Copy all lines that contain the word "median".

++++ Records to use ++++

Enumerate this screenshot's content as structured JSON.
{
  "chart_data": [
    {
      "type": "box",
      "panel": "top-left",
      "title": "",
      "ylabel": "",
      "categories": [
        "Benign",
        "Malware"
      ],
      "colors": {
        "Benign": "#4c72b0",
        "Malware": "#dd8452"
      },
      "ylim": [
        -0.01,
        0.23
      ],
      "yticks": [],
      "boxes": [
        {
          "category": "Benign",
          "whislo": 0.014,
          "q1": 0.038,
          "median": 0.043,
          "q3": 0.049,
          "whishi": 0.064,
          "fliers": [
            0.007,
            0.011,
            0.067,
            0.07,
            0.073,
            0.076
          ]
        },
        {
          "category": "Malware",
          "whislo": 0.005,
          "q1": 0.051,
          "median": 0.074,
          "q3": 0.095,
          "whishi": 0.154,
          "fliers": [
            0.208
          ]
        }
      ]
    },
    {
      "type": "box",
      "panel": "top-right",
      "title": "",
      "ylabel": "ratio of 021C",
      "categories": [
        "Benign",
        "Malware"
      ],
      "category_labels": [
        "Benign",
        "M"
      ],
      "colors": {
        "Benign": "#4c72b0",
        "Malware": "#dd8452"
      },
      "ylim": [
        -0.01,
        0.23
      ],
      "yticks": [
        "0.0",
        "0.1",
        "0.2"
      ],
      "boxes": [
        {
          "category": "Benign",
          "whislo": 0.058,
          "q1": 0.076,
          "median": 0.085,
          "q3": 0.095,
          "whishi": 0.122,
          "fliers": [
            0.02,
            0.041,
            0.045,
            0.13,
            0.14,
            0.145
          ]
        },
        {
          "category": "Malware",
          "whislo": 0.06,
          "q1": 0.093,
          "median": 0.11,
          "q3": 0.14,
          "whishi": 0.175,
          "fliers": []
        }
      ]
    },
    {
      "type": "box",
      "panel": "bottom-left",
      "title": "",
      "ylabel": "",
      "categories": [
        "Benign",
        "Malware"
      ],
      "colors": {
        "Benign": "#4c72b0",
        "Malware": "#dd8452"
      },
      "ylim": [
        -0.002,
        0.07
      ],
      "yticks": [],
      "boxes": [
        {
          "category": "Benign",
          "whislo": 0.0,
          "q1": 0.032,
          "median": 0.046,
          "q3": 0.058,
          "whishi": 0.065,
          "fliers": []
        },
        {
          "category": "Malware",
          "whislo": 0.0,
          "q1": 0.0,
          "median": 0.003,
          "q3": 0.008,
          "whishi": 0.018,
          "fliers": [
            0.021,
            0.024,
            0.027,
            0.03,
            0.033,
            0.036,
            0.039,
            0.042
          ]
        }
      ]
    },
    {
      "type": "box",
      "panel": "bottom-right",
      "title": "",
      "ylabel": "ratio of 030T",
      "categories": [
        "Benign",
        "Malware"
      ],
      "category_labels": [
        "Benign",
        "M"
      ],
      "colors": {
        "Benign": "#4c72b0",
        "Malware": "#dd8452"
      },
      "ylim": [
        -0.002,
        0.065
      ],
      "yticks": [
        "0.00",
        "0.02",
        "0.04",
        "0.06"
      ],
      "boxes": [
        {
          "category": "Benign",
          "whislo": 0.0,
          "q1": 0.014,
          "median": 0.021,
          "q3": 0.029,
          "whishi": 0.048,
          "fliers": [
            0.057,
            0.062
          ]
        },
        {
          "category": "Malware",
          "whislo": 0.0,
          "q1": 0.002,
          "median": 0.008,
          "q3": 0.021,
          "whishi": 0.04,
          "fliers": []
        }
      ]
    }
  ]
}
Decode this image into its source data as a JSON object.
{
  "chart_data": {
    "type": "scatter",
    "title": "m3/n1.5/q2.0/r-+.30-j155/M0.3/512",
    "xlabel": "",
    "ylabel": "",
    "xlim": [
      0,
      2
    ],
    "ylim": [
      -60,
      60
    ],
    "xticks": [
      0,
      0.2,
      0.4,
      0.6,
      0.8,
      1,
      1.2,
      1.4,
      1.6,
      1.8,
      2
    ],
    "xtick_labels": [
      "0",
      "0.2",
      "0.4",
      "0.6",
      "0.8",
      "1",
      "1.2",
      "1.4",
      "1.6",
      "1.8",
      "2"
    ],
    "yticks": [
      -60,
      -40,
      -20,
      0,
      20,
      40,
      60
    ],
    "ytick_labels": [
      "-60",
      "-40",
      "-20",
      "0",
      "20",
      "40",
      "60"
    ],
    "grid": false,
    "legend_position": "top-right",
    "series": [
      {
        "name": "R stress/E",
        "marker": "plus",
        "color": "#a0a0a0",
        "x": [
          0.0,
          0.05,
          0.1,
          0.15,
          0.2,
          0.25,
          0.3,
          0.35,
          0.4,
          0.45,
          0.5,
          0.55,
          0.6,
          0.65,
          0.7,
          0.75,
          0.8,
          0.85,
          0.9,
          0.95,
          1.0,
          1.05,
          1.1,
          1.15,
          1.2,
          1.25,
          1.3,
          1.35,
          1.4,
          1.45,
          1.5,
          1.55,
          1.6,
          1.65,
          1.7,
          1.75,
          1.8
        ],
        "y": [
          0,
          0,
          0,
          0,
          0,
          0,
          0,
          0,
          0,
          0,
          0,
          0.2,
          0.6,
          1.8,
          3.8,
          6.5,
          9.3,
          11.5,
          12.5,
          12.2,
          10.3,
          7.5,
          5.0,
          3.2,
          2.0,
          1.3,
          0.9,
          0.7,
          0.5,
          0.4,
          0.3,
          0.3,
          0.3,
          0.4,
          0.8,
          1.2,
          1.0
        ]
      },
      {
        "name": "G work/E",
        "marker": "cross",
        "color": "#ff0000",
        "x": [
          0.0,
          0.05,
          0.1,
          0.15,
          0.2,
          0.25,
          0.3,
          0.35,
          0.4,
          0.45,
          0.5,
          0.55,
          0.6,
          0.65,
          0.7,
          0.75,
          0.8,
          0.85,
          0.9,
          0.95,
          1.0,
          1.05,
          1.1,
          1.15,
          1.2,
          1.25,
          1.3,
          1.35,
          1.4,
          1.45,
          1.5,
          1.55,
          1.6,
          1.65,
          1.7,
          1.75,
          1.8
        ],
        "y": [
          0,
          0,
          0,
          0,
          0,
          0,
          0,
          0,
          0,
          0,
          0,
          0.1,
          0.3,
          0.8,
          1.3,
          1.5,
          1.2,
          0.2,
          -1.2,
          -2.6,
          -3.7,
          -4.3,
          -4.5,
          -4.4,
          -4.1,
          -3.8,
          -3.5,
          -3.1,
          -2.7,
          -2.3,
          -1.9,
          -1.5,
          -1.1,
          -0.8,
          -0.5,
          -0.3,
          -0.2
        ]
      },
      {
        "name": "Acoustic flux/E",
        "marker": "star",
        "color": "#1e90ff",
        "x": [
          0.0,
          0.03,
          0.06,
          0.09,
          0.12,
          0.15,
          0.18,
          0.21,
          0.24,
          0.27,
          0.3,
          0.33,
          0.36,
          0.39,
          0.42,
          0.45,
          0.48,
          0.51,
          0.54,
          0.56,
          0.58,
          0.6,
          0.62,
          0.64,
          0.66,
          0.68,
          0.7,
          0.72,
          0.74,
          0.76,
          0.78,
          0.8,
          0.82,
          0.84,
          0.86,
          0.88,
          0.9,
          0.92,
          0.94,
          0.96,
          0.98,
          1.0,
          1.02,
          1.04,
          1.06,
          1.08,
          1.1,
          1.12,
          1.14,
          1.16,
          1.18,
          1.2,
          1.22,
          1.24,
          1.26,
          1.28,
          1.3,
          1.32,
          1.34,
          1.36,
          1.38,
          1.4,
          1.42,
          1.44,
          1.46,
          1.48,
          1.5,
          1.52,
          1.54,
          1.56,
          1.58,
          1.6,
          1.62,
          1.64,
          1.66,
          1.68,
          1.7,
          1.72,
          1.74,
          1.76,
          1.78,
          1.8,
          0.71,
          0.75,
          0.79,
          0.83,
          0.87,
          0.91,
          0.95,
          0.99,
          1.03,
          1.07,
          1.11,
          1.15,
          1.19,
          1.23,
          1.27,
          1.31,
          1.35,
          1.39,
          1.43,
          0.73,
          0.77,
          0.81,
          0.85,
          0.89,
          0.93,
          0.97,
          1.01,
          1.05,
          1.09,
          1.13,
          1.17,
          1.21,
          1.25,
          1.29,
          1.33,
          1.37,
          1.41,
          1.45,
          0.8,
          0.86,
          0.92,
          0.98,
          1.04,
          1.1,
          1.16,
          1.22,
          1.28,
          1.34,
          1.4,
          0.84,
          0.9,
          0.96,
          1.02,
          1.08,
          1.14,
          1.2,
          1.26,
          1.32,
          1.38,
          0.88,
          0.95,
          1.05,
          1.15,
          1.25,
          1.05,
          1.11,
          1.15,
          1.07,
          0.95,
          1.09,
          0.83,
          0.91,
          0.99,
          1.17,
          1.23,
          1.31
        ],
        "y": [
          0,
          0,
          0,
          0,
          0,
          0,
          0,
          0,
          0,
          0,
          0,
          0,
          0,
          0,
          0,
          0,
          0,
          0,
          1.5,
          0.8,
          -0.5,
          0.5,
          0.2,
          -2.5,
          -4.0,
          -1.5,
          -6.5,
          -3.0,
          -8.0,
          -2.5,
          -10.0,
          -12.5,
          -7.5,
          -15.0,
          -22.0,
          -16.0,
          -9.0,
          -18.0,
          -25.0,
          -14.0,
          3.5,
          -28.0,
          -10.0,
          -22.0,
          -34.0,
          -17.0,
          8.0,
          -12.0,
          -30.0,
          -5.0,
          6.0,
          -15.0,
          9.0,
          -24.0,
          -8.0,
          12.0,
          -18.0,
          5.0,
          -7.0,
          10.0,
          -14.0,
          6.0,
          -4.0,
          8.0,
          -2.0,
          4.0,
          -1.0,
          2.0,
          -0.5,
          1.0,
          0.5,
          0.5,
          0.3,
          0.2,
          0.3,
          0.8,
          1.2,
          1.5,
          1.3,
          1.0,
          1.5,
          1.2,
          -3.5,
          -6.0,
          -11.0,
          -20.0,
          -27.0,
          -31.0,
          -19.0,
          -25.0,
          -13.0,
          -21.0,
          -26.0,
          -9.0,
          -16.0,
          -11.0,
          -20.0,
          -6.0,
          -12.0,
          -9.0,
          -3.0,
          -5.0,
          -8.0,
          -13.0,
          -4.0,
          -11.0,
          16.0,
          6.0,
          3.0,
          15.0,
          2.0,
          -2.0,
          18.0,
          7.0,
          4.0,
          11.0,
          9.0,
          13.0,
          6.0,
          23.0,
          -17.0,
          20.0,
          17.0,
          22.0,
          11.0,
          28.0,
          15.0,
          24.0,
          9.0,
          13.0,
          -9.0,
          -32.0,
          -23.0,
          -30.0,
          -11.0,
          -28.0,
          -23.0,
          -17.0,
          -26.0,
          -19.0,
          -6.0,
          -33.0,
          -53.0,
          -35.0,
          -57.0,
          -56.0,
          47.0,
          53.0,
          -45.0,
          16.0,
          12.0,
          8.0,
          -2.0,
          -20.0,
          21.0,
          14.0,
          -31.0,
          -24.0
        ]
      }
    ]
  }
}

++++

Solution for this exercise -
          "median": 0.043,
          "median": 0.074,
          "median": 0.085,
          "median": 0.11,
          "median": 0.046,
          "median": 0.003,
          "median": 0.021,
          "median": 0.008,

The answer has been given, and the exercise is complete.